* _Problem to work on_: Recast every line in all of the entries below as a Markdown table with the columns "Row" and "Line", numbering rows consecutively and leaving out blank lines and pictures.

* _Stored records_:
##########

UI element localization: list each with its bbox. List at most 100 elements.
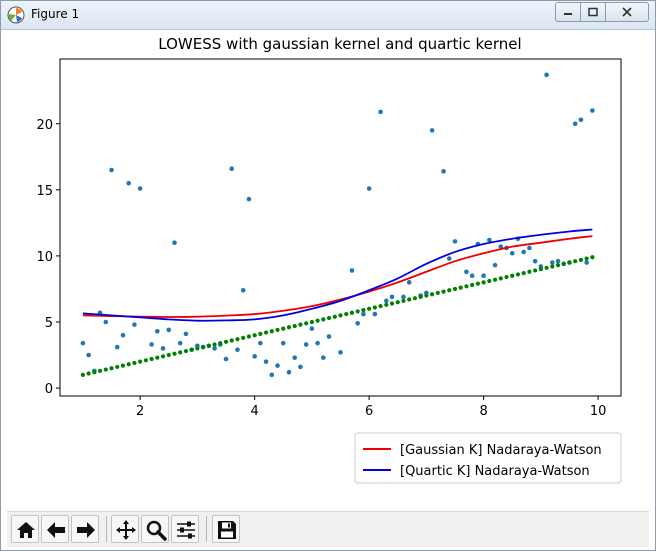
scatter-point	[155, 328, 160, 334]
scatter-point	[349, 268, 355, 273]
linear-dot	[80, 372, 85, 377]
figure-canvas[interactable]: LOWESS with gaussian kernel and quartic …	[7, 30, 649, 511]
linear-dot	[458, 285, 463, 290]
linear-dot	[361, 307, 366, 313]
linear-dot	[304, 321, 309, 326]
scatter-point	[338, 350, 343, 355]
x-tick-label: 6	[365, 404, 373, 419]
zoom-icon	[146, 520, 167, 541]
linear-dot	[452, 286, 458, 292]
scatter-point	[401, 294, 406, 300]
x-tick-label: 10	[590, 404, 607, 419]
linear-dot	[561, 261, 566, 266]
linear-dot	[424, 293, 429, 298]
linear-dot	[544, 265, 549, 270]
scatter-point	[464, 269, 469, 275]
linear-dot	[498, 276, 503, 281]
linear-dot	[235, 337, 240, 342]
matplotlib-logo-icon	[7, 6, 25, 24]
linear-dot	[429, 292, 435, 297]
linear-dot	[263, 330, 269, 335]
scatter-point	[406, 280, 412, 285]
scatter-point	[298, 364, 303, 370]
y-tick-label: 10	[36, 250, 53, 265]
home-button[interactable]	[11, 515, 39, 543]
pan-icon	[116, 520, 136, 540]
linear-dot	[286, 325, 292, 330]
home-icon	[17, 522, 35, 538]
linear-dot	[258, 331, 263, 336]
linear-dot	[332, 314, 337, 319]
scatter-point	[590, 108, 595, 113]
scatter-point	[223, 356, 229, 362]
chart-title: LOWESS with gaussian kernel and quartic …	[158, 35, 521, 53]
linear-dot	[447, 288, 452, 293]
linear-dot	[126, 362, 131, 367]
scatter-point	[378, 109, 383, 115]
pan-button[interactable]	[111, 515, 139, 543]
scatter-point	[114, 344, 120, 350]
scatter-point	[229, 166, 235, 171]
scatter-point	[292, 355, 298, 360]
forward-button[interactable]	[71, 515, 99, 543]
scatter-point	[498, 244, 504, 249]
linear-dot	[275, 327, 280, 333]
minimize-icon	[564, 13, 572, 15]
scatter-point	[120, 332, 126, 338]
subplots-config-button[interactable]	[171, 515, 199, 543]
legend: [Gaussian K] Nadaraya-Watson [Quartic K] …	[354, 432, 622, 484]
scatter-point	[246, 196, 252, 202]
linear-dot	[149, 356, 154, 362]
scatter-point	[309, 326, 315, 331]
scatter-point	[149, 342, 154, 347]
linear-dot	[298, 322, 303, 327]
close-button[interactable]	[606, 2, 649, 22]
linear-dot	[86, 371, 91, 376]
scatter-point	[469, 273, 475, 279]
back-arrow-icon	[47, 522, 65, 538]
linear-dot	[183, 348, 189, 354]
scatter-point	[521, 249, 526, 255]
linear-dot	[321, 317, 326, 322]
subplots-config-icon	[177, 521, 195, 539]
zoom-button[interactable]	[141, 515, 169, 543]
linear-dot	[521, 270, 526, 276]
scatter-point	[303, 342, 309, 347]
scatter-point	[109, 167, 114, 173]
linear-dot	[567, 260, 572, 265]
maximize-button[interactable]	[581, 2, 606, 22]
title-bar[interactable]: Figure 1	[1, 1, 655, 30]
linear-dot	[115, 364, 120, 370]
linear-dot	[470, 282, 475, 288]
scatter-point	[183, 331, 189, 337]
scatter-point	[532, 258, 538, 264]
linear-dot	[315, 318, 320, 323]
linear-dot	[206, 343, 211, 348]
scatter-point	[452, 239, 458, 244]
linear-dot	[326, 315, 332, 321]
y-tick-label: 20	[36, 118, 53, 133]
scatter-point	[481, 273, 486, 279]
linear-dot	[378, 304, 383, 309]
navigation-toolbar	[7, 511, 649, 547]
x-tick-label: 2	[136, 404, 144, 419]
linear-dot	[229, 338, 234, 343]
scatter-point	[286, 369, 292, 375]
linear-dot	[132, 360, 137, 366]
linear-dot	[252, 333, 257, 338]
linear-dot	[584, 256, 589, 261]
scatter-point	[584, 260, 589, 265]
back-button[interactable]	[41, 515, 69, 543]
scatter-point	[263, 359, 269, 364]
scatter-point	[527, 245, 532, 251]
linear-dot	[212, 342, 217, 347]
linear-dot	[510, 273, 515, 278]
scatter-point	[372, 311, 378, 317]
scatter-point	[258, 340, 263, 346]
linear-dot	[481, 280, 486, 285]
linear-dot	[355, 309, 360, 314]
minimize-button[interactable]	[555, 2, 581, 22]
scatter-point	[172, 240, 177, 245]
save-button[interactable]	[212, 515, 240, 543]
scatter-point	[132, 322, 137, 327]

##########

* _Answer below_:
| Row | Line |
|---|---|
| 1 | UI element localization: list each with its bbox. List at most 100 elements. |
| 2 | scatter-point	[155, 328, 160, 334] |
| 3 | scatter-point	[349, 268, 355, 273] |
| 4 | linear-dot	[80, 372, 85, 377] |
| 5 | figure-canvas[interactable]: LOWESS with gaussian kernel and quartic …	[7, 30, 649, 511] |
| 6 | linear-dot	[458, 285, 463, 290] |
| 7 | linear-dot	[361, 307, 366, 313] |
| 8 | linear-dot	[304, 321, 309, 326] |
| 9 | scatter-point	[338, 350, 343, 355] |
| 10 | x-tick-label: 6	[365, 404, 373, 419] |
| 11 | zoom-icon	[146, 520, 167, 541] |
| 12 | linear-dot	[452, 286, 458, 292] |
| 13 | scatter-point	[401, 294, 406, 300] |
| 14 | x-tick-label: 10	[590, 404, 607, 419] |
| 15 | linear-dot	[561, 261, 566, 266] |
| 16 | linear-dot	[424, 293, 429, 298] |
| 17 | linear-dot	[544, 265, 549, 270] |
| 18 | scatter-point	[464, 269, 469, 275] |
| 19 | linear-dot	[498, 276, 503, 281] |
| 20 | linear-dot	[235, 337, 240, 342] |
| 21 | matplotlib-logo-icon	[7, 6, 25, 24] |
| 22 | linear-dot	[429, 292, 435, 297] |
| 23 | linear-dot	[263, 330, 269, 335] |
| 24 | scatter-point	[406, 280, 412, 285] |
| 25 | scatter-point	[298, 364, 303, 370] |
| 26 | y-tick-label: 10	[36, 250, 53, 265] |
| 27 | home-button[interactable]	[11, 515, 39, 543] |
| 28 | pan-icon	[116, 520, 136, 540] |
| 29 | linear-dot	[286, 325, 292, 330] |
| 30 | home-icon	[17, 522, 35, 538] |
| 31 | linear-dot	[258, 331, 263, 336] |
| 32 | linear-dot	[332, 314, 337, 319] |
| 33 | scatter-point	[590, 108, 595, 113] |
| 34 | scatter-point	[223, 356, 229, 362] |
| 35 | chart-title: LOWESS with gaussian kernel and quartic …	[158, 35, 521, 53] |
| 36 | linear-dot	[447, 288, 452, 293] |
| 37 | linear-dot	[126, 362, 131, 367] |
| 38 | scatter-point	[378, 109, 383, 115] |
| 39 | pan-button[interactable]	[111, 515, 139, 543] |
| 40 | scatter-point	[114, 344, 120, 350] |
| 41 | scatter-point	[229, 166, 235, 171] |
| 42 | scatter-point	[292, 355, 298, 360] |
| 43 | forward-button[interactable]	[71, 515, 99, 543] |
| 44 | scatter-point	[498, 244, 504, 249] |
| 45 | linear-dot	[275, 327, 280, 333] |
| 46 | minimize-icon	[564, 13, 572, 15] |
| 47 | scatter-point	[120, 332, 126, 338] |
| 48 | subplots-config-button[interactable]	[171, 515, 199, 543] |
| 49 | legend: [Gaussian K] Nadaraya-Watson [Quartic K] …	[354, 432, 622, 484] |
| 50 | scatter-point	[246, 196, 252, 202] |
| 51 | linear-dot	[149, 356, 154, 362] |
| 52 | scatter-point	[309, 326, 315, 331] |
| 53 | scatter-point	[149, 342, 154, 347] |
| 54 | linear-dot	[298, 322, 303, 327] |
| 55 | close-button[interactable]	[606, 2, 649, 22] |
| 56 | linear-dot	[86, 371, 91, 376] |
| 57 | scatter-point	[469, 273, 475, 279] |
| 58 | back-arrow-icon	[47, 522, 65, 538] |
| 59 | linear-dot	[183, 348, 189, 354] |
| 60 | scatter-point	[521, 249, 526, 255] |
| 61 | linear-dot	[321, 317, 326, 322] |
| 62 | subplots-config-icon	[177, 521, 195, 539] |
| 63 | zoom-button[interactable]	[141, 515, 169, 543] |
| 64 | linear-dot	[521, 270, 526, 276] |
| 65 | scatter-point	[303, 342, 309, 347] |
| 66 | scatter-point	[109, 167, 114, 173] |
| 67 | linear-dot	[567, 260, 572, 265] |
| 68 | maximize-button[interactable]	[581, 2, 606, 22] |
| 69 | title-bar[interactable]: Figure 1	[1, 1, 655, 30] |
| 70 | linear-dot	[115, 364, 120, 370] |
| 71 | linear-dot	[470, 282, 475, 288] |
| 72 | scatter-point	[183, 331, 189, 337] |
| 73 | scatter-point	[532, 258, 538, 264] |
| 74 | linear-dot	[315, 318, 320, 323] |
| 75 | linear-dot	[206, 343, 211, 348] |
| 76 | scatter-point	[452, 239, 458, 244] |
| 77 | linear-dot	[326, 315, 332, 321] |
| 78 | y-tick-label: 20	[36, 118, 53, 133] |
| 79 | scatter-point	[481, 273, 486, 279] |
| 80 | linear-dot	[378, 304, 383, 309] |
| 81 | navigation-toolbar	[7, 511, 649, 547] |
| 82 | x-tick-label: 2	[136, 404, 144, 419] |
| 83 | linear-dot	[229, 338, 234, 343] |
| 84 | scatter-point	[286, 369, 292, 375] |
| 85 | linear-dot	[132, 360, 137, 366] |
| 86 | linear-dot	[252, 333, 257, 338] |
| 87 | linear-dot	[584, 256, 589, 261] |
| 88 | scatter-point	[584, 260, 589, 265] |
| 89 | back-button[interactable]	[41, 515, 69, 543] |
| 90 | scatter-point	[263, 359, 269, 364] |
| 91 | scatter-point	[527, 245, 532, 251] |
| 92 | linear-dot	[212, 342, 217, 347] |
| 93 | linear-dot	[510, 273, 515, 278] |
| 94 | scatter-point	[372, 311, 378, 317] |
| 95 | scatter-point	[258, 340, 263, 346] |
| 96 | linear-dot	[481, 280, 486, 285] |
| 97 | linear-dot	[355, 309, 360, 314] |
| 98 | minimize-button[interactable]	[555, 2, 581, 22] |
| 99 | scatter-point	[172, 240, 177, 245] |
| 100 | save-button[interactable]	[212, 515, 240, 543] |
| 101 | scatter-point	[132, 322, 137, 327] |